▶ _EXERCISE PROMPT_
How many of the lines that follow contain the word "Последние"? Give only the number.

▶ _THE RECORDS_
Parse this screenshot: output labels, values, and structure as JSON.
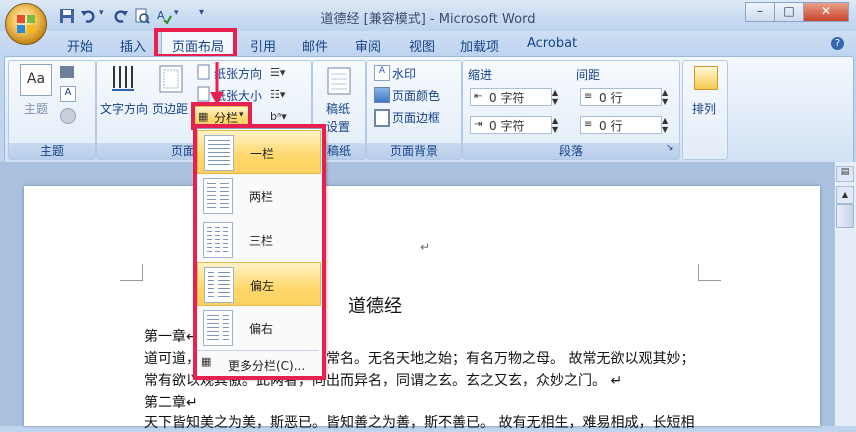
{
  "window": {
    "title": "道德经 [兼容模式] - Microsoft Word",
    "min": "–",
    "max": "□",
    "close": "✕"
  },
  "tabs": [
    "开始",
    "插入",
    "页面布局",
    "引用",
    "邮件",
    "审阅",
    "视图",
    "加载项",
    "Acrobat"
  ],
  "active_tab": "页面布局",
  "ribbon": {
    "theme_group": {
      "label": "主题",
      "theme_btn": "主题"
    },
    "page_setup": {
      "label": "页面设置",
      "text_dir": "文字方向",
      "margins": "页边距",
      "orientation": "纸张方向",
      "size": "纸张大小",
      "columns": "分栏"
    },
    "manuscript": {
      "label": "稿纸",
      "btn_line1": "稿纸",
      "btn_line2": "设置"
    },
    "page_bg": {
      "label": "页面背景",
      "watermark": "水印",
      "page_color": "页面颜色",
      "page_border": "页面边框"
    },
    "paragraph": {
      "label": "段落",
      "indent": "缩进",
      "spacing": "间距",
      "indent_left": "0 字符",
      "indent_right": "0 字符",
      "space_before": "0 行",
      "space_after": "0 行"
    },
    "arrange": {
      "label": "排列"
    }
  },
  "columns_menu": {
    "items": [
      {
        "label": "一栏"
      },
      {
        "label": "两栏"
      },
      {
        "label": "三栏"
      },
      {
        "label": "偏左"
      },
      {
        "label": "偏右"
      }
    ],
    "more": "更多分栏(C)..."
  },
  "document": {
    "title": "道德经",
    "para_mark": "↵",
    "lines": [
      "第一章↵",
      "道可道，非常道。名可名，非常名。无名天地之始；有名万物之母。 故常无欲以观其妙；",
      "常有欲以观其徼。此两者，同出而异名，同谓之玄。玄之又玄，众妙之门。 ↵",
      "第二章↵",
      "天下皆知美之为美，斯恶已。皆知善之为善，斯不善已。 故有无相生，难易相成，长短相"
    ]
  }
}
...
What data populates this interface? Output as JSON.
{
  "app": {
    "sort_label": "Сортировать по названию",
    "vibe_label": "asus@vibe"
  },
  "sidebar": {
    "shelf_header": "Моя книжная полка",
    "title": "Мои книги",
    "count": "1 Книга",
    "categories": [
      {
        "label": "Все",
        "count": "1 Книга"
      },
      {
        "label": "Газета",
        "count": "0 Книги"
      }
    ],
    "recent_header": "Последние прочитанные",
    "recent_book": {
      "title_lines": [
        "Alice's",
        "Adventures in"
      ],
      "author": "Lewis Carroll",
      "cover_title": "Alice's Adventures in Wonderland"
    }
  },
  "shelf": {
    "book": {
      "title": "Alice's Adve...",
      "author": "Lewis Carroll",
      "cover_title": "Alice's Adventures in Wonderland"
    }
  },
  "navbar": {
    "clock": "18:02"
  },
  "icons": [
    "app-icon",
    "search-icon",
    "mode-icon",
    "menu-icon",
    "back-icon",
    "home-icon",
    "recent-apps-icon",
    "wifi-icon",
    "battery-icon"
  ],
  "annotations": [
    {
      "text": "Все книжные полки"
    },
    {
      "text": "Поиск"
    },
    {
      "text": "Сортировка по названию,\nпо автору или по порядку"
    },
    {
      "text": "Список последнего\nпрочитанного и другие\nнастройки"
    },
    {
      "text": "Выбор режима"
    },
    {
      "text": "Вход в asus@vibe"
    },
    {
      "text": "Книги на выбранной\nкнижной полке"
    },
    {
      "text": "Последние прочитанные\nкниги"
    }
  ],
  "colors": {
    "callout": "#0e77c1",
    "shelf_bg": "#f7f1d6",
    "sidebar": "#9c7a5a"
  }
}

▶ _OUTPUT FOR THIS EXERCISE_
2